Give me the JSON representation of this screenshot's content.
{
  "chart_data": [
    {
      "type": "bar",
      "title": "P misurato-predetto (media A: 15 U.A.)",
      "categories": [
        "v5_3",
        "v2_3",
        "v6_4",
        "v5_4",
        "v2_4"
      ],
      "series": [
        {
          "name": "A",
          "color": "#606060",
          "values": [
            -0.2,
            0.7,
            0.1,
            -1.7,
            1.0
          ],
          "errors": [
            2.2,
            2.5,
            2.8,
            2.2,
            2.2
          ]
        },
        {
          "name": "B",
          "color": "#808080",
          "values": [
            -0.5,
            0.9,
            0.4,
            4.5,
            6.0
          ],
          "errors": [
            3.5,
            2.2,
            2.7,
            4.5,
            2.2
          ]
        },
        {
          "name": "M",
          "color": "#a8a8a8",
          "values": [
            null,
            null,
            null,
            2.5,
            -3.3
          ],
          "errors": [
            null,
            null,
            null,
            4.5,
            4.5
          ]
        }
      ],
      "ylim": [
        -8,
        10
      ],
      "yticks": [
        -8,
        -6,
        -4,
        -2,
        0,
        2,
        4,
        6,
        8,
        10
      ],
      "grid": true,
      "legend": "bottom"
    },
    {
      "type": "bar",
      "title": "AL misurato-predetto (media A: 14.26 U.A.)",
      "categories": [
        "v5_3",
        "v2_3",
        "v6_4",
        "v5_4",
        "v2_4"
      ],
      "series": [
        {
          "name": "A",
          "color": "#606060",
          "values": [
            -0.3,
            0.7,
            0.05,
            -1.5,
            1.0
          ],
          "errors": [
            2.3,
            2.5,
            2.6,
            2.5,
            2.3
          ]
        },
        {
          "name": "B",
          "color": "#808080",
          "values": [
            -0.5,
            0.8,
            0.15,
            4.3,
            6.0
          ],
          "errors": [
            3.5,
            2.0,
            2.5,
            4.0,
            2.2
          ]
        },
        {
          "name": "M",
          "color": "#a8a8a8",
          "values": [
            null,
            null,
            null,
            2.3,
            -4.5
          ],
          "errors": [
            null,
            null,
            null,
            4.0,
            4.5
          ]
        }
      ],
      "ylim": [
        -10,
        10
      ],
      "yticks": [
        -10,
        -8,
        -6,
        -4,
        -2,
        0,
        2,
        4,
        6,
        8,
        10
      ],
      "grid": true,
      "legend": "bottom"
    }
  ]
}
________________________
• [Stated problem]:
Take the entries above and transcribe them in full.

• [Solution for this problem]:
Give me the JSON representation of this screenshot's content.
{
  "chart_data": [
    {
      "type": "bar",
      "title": "P misurato-predetto (media A: 15 U.A.)",
      "categories": [
        "v5_3",
        "v2_3",
        "v6_4",
        "v5_4",
        "v2_4"
      ],
      "series": [
        {
          "name": "A",
          "color": "#606060",
          "values": [
            -0.2,
            0.7,
            0.1,
            -1.7,
            1.0
          ],
          "errors": [
            2.2,
            2.5,
            2.8,
            2.2,
            2.2
          ]
        },
        {
          "name": "B",
          "color": "#808080",
          "values": [
            -0.5,
            0.9,
            0.4,
            4.5,
            6.0
          ],
          "errors": [
            3.5,
            2.2,
            2.7,
            4.5,
            2.2
          ]
        },
        {
          "name": "M",
          "color": "#a8a8a8",
          "values": [
            null,
            null,
            null,
            2.5,
            -3.3
          ],
          "errors": [
            null,
            null,
            null,
            4.5,
            4.5
          ]
        }
      ],
      "ylim": [
        -8,
        10
      ],
      "yticks": [
        -8,
        -6,
        -4,
        -2,
        0,
        2,
        4,
        6,
        8,
        10
      ],
      "grid": true,
      "legend": "bottom"
    },
    {
      "type": "bar",
      "title": "AL misurato-predetto (media A: 14.26 U.A.)",
      "categories": [
        "v5_3",
        "v2_3",
        "v6_4",
        "v5_4",
        "v2_4"
      ],
      "series": [
        {
          "name": "A",
          "color": "#606060",
          "values": [
            -0.3,
            0.7,
            0.05,
            -1.5,
            1.0
          ],
          "errors": [
            2.3,
            2.5,
            2.6,
            2.5,
            2.3
          ]
        },
        {
          "name": "B",
          "color": "#808080",
          "values": [
            -0.5,
            0.8,
            0.15,
            4.3,
            6.0
          ],
          "errors": [
            3.5,
            2.0,
            2.5,
            4.0,
            2.2
          ]
        },
        {
          "name": "M",
          "color": "#a8a8a8",
          "values": [
            null,
            null,
            null,
            2.3,
            -4.5
          ],
          "errors": [
            null,
            null,
            null,
            4.0,
            4.5
          ]
        }
      ],
      "ylim": [
        -10,
        10
      ],
      "yticks": [
        -10,
        -8,
        -6,
        -4,
        -2,
        0,
        2,
        4,
        6,
        8,
        10
      ],
      "grid": true,
      "legend": "bottom"
    }
  ]
}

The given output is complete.